* **EXERCICE COURT A**
Dans l'extrait sur le marché de Rungis, réécrivez sous forme de liste le paragraphe qui commence par « Les visiteurs peuvent aussi y déjeuner ». Conservez-en les faits principaux.
* **EXERCICE COURT B**
Répondez brièvement à ces questions sur l'extrait sur le marché de Rungis :
(i) Quelle tradition datant de l'époque des Halles les vendeurs ont-ils gardée ?
(ii) Dans quel pavillon se trouve le café Le Saint Hubert ?
(iii) Combien de curieux Rungis accueille-t-il chaque année ?
* **EXERCICE COURT C**
Poursuivez l'extrait sur le marché de Rungis par quelques phrases qui font suite à sa dernière phrase.

Un lieu à part. Rungis est aussi un endroit qui a ses rites. Ici, aucun prix n’est affiché : les vendeurs ont gardé la tradition orale datant de l'époque des Halles. C’est aussi un lieu de convivialité : on se retrouve au café Le Saint Hubert, centre névralgique de Rungis, au pavillon de la volaille. Entre 1.500 et 2.500 cafés y sont bus en quelques heures. L'occasion de poursuivre les relations d'affaires au comptoir. "À Rungis c’est une institution : après les achats, en général, on y vient toujours se restaurer avec des collègues", assure un vendeur.

Les visiteurs peuvent aussi y déjeuner, comme dans la quinzaine de restaurants présents sur le marché de Rungis. Il faudra passer le péage - 20 euros tout de même - mais si vous y déjeunez une fois, vous aurez un pass gratuit pour la prochaine fois. Vous pouvez aussi participer à une visite guidée tôt le matin. Rungis accueille 25.000 curieux par an. En revanche, vous ne pourrez pas y faire de bonnes affaires, le marché reste réservé aux professionnels détenteurs d’une carte d’acheteur.

* **LISTE DES DONNÉES**
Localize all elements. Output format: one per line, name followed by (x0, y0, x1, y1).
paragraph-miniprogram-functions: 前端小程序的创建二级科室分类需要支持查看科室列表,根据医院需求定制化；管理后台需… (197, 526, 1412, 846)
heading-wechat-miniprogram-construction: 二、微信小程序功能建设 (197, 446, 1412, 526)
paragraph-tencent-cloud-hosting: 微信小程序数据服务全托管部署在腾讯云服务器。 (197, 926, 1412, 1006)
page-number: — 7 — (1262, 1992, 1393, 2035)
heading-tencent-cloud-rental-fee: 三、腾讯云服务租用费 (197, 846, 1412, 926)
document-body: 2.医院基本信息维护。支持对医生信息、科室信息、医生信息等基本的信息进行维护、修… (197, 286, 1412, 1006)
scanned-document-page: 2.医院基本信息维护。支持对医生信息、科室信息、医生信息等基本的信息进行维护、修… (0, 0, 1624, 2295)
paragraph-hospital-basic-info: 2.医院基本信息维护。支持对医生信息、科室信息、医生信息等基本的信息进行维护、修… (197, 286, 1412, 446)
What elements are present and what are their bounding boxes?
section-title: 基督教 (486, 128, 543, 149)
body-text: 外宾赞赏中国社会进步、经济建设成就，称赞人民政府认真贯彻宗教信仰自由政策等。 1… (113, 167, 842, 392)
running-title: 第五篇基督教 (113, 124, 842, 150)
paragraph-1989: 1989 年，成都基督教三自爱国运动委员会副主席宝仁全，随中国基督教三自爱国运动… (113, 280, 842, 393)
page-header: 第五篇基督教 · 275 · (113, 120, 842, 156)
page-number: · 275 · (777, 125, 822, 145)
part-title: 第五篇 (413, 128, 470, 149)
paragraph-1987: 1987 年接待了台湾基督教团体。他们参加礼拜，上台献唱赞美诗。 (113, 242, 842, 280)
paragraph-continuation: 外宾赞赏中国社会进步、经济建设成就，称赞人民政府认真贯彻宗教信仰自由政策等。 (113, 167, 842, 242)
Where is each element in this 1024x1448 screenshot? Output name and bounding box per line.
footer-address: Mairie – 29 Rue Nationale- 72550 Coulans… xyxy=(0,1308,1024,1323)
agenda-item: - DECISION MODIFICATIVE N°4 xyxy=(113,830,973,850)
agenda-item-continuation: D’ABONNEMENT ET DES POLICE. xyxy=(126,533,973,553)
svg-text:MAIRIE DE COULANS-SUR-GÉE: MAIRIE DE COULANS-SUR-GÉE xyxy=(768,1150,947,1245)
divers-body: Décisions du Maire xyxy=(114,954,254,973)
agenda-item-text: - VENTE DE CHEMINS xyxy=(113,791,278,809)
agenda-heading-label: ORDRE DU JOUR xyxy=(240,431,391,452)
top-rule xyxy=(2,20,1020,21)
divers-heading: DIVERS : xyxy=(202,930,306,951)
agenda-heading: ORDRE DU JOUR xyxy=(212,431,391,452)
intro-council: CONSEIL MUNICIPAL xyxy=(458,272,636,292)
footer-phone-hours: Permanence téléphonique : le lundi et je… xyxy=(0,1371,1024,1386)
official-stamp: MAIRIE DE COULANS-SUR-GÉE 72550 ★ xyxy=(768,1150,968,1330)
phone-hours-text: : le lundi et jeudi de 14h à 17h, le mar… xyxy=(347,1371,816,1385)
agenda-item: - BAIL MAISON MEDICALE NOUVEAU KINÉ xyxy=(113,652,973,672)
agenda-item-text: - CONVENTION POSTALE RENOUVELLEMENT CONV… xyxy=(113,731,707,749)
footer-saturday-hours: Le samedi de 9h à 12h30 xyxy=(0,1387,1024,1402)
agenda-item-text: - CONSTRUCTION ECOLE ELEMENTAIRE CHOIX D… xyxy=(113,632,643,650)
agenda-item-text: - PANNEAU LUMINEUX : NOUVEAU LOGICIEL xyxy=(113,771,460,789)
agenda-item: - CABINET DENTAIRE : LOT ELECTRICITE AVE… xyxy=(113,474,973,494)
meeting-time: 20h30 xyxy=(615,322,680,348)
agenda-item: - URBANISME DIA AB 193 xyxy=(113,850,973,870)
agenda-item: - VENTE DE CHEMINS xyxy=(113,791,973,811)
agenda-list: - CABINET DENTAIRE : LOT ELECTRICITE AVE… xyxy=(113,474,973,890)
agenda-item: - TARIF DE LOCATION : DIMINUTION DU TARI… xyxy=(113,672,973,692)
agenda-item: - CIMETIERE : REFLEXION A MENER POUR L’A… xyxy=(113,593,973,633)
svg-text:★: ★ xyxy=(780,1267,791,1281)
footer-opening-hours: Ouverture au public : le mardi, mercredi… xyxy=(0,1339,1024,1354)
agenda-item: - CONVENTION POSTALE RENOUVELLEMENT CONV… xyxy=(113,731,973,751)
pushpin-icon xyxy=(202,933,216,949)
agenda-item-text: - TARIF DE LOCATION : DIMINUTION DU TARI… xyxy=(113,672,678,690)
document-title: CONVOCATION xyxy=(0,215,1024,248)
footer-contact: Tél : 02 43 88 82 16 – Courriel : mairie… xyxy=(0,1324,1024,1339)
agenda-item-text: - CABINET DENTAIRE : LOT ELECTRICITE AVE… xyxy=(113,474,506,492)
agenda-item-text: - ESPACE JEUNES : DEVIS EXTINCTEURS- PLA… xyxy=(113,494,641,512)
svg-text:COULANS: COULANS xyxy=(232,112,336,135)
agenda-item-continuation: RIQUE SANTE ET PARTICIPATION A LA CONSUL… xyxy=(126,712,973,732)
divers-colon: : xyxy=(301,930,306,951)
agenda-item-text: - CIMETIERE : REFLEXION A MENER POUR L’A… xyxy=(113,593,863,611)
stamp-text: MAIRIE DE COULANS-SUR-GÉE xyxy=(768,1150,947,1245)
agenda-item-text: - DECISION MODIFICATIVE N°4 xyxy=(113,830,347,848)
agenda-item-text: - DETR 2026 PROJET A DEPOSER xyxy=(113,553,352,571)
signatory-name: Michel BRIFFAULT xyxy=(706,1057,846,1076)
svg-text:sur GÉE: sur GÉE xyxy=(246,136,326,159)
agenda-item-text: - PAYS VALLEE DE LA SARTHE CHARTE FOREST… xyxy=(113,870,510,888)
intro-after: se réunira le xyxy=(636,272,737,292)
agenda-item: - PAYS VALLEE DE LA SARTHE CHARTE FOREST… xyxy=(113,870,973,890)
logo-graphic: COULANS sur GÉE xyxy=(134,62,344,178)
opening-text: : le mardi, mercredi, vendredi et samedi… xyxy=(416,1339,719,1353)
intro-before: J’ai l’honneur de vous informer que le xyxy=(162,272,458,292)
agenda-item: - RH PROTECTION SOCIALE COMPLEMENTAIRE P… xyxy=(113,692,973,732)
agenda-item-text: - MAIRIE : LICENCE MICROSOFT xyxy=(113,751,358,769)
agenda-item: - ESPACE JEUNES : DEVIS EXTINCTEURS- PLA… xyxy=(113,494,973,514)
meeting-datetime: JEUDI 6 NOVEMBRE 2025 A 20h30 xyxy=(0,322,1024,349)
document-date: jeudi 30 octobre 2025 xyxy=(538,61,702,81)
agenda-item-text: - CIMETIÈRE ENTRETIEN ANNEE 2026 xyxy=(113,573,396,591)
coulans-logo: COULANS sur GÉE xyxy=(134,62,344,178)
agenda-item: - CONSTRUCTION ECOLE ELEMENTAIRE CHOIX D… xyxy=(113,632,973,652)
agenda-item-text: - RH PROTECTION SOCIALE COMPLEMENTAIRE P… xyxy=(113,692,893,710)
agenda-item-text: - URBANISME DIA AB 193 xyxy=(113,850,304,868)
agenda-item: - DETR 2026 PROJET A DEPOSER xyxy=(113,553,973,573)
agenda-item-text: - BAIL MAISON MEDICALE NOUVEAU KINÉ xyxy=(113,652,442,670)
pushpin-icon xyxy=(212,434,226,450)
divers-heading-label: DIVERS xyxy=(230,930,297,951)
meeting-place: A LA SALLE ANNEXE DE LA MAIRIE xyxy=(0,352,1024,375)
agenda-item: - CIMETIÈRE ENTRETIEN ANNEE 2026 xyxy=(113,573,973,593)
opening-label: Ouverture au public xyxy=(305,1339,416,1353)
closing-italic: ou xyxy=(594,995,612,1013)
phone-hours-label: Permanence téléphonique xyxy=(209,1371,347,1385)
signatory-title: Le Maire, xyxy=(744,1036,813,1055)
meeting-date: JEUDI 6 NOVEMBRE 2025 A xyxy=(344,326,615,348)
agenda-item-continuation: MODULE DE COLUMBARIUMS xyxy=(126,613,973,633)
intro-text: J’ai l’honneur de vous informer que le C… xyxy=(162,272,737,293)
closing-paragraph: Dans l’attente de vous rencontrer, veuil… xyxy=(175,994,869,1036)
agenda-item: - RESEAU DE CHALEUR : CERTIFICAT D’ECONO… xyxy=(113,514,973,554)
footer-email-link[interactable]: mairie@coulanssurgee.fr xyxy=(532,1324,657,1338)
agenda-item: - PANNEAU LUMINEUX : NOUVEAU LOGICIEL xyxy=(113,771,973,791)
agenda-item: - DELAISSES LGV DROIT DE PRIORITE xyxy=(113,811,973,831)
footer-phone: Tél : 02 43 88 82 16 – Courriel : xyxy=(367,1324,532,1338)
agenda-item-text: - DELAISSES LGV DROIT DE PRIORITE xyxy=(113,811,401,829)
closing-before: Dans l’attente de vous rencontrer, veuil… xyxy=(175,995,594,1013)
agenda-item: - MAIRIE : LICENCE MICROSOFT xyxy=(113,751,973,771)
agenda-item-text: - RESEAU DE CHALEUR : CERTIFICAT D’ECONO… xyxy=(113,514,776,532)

* **CORRIGÉ A**
- Les visiteurs peuvent déjeuner sur place, notamment dans l'un des quelque quinze restaurants du marché.
- L'accès passe par un péage de 20 euros. Un premier déjeuner donne droit à un pass gratuit pour la visite suivante.
- Des visites guidées ont lieu tôt le matin. Rungis accueille 25 000 curieux par an.
- Les achats restent réservés aux professionnels qui détiennent une carte d'acheteur.

* **CORRIGÉ B**
(i) La tradition orale : aucun prix n'est affiché.
(ii) Au pavillon de la volaille.
(iii) 25 000.

* **CORRIGÉ C**
Un modèle qui s’exporte. Cinquante ans après son ouverture, Rungis se concentre sur deux axes de développement : le numérique, avec une place de marché sur Internet, réservée aux professionnels, et l’international. De nombreux pays ont en effet envie de développer un marché de gros similaire. Les Philippines, le Vietnam, le Kazakhstan, la Hongrie ou encore le Bénin sont intéressés par le modèle français.Pour ces pays, Rungis se fait maître d'ouvrage et apporte son expertise. On devrait donc voir émerger dans les années qui viennent des copies du plus grand marché de France dans d'autres pays du monde.